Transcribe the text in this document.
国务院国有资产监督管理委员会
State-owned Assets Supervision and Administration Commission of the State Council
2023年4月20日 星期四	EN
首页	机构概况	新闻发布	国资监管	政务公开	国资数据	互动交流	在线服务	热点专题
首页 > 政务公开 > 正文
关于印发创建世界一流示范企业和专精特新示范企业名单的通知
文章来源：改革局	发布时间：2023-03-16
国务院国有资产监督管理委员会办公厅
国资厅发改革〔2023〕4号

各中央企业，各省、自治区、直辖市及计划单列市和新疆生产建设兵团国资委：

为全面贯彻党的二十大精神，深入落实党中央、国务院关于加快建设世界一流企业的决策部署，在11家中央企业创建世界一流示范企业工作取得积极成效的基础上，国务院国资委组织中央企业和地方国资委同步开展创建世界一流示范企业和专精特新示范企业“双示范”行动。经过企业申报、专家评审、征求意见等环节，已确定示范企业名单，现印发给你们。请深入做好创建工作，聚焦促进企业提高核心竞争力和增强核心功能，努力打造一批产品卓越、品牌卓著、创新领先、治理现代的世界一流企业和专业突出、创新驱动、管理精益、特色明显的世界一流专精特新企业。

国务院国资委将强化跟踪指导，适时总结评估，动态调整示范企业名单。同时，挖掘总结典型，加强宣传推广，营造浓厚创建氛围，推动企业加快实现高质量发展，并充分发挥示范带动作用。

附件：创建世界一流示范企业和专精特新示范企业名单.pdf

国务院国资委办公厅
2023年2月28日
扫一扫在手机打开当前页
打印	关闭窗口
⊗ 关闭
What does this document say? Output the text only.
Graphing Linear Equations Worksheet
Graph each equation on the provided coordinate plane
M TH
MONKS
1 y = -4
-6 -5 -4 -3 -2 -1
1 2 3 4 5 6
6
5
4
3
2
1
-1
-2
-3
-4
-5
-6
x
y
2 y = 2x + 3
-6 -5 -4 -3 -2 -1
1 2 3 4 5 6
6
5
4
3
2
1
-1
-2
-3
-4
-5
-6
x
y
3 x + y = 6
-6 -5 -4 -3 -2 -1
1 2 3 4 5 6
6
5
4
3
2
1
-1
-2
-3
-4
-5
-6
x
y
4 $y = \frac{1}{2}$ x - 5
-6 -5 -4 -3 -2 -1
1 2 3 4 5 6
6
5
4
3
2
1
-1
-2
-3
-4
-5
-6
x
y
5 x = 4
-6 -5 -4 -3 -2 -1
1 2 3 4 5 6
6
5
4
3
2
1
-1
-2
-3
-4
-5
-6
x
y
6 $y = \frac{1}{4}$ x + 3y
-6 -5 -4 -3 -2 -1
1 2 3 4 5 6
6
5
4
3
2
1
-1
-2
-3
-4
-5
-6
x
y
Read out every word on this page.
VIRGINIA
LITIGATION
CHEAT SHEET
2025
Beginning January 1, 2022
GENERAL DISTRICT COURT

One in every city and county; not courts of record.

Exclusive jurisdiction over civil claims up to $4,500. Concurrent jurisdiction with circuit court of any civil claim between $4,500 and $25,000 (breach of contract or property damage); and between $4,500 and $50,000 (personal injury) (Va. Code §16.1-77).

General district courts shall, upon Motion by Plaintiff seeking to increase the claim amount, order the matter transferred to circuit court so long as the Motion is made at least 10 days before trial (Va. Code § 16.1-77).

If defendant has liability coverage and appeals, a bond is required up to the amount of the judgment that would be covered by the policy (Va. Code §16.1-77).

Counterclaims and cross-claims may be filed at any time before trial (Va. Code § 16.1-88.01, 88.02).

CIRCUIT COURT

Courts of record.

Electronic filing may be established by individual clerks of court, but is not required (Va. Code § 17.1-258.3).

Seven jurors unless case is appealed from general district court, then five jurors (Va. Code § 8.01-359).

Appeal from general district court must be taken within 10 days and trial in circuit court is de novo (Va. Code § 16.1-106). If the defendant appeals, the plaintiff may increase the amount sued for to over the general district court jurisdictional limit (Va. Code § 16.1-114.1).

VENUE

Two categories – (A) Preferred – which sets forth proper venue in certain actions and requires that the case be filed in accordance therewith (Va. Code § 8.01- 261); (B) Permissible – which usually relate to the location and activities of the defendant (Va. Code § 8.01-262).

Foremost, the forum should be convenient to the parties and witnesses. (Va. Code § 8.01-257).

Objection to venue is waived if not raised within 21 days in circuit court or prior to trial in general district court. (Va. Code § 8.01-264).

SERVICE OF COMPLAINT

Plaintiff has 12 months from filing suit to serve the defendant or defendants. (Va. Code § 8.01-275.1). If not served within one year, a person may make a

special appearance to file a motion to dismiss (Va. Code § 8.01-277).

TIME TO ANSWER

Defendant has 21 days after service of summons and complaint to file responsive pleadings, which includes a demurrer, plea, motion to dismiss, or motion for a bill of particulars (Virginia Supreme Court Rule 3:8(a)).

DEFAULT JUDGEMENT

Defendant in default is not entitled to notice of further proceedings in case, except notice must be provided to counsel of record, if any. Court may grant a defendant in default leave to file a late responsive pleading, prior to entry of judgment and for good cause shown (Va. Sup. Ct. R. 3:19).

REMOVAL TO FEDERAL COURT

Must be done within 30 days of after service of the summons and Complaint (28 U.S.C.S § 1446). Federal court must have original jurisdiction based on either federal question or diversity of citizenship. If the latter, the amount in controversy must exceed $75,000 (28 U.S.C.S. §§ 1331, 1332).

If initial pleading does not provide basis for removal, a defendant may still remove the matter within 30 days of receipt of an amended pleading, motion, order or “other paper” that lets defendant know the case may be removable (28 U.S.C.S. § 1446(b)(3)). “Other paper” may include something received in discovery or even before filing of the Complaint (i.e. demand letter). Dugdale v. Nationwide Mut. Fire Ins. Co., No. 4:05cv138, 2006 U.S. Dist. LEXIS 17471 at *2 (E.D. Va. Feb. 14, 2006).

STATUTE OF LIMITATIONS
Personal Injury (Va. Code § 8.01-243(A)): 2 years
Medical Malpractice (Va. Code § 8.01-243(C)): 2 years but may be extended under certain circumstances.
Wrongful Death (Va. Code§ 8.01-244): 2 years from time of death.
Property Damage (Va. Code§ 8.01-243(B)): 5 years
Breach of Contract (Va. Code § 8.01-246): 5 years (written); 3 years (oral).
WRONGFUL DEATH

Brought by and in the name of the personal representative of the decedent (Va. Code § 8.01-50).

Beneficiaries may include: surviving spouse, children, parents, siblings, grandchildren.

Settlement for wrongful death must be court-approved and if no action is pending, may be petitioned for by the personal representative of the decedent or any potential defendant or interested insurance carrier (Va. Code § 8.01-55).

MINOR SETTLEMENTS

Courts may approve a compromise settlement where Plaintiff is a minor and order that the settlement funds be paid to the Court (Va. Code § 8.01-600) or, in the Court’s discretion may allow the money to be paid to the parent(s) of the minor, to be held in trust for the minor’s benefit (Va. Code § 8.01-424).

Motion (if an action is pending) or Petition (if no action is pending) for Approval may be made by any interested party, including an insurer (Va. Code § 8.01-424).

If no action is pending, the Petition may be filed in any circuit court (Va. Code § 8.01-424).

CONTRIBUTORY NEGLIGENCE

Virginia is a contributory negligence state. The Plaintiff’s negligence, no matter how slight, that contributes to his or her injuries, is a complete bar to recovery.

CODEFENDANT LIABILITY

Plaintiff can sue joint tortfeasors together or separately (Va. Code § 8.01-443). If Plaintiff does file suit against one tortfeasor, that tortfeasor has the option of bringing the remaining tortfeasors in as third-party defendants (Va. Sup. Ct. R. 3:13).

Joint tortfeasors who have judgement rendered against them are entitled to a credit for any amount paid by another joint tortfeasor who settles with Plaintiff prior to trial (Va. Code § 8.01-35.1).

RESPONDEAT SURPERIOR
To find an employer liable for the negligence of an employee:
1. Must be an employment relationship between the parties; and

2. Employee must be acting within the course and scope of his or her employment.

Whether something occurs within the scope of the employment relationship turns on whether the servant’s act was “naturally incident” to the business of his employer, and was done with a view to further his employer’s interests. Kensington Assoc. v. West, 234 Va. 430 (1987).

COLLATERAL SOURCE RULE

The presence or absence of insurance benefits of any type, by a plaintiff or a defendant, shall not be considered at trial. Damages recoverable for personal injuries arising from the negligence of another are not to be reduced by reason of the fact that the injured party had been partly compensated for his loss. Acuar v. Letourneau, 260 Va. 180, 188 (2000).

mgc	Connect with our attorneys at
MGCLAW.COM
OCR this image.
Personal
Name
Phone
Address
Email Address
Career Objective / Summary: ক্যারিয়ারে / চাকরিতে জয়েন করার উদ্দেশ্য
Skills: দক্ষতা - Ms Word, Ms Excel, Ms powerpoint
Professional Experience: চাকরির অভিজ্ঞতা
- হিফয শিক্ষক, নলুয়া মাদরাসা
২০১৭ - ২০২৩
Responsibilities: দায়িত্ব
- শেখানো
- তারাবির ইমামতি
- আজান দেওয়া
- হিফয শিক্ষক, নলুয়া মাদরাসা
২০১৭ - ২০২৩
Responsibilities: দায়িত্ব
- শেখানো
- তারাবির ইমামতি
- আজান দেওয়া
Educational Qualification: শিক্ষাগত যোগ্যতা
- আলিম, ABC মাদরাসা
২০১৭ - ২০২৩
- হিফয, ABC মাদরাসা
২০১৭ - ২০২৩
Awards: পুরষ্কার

◆ ◆ ◆ ◆

### What is expected
Write only the number of lines that include "summons".

### Problem solution
2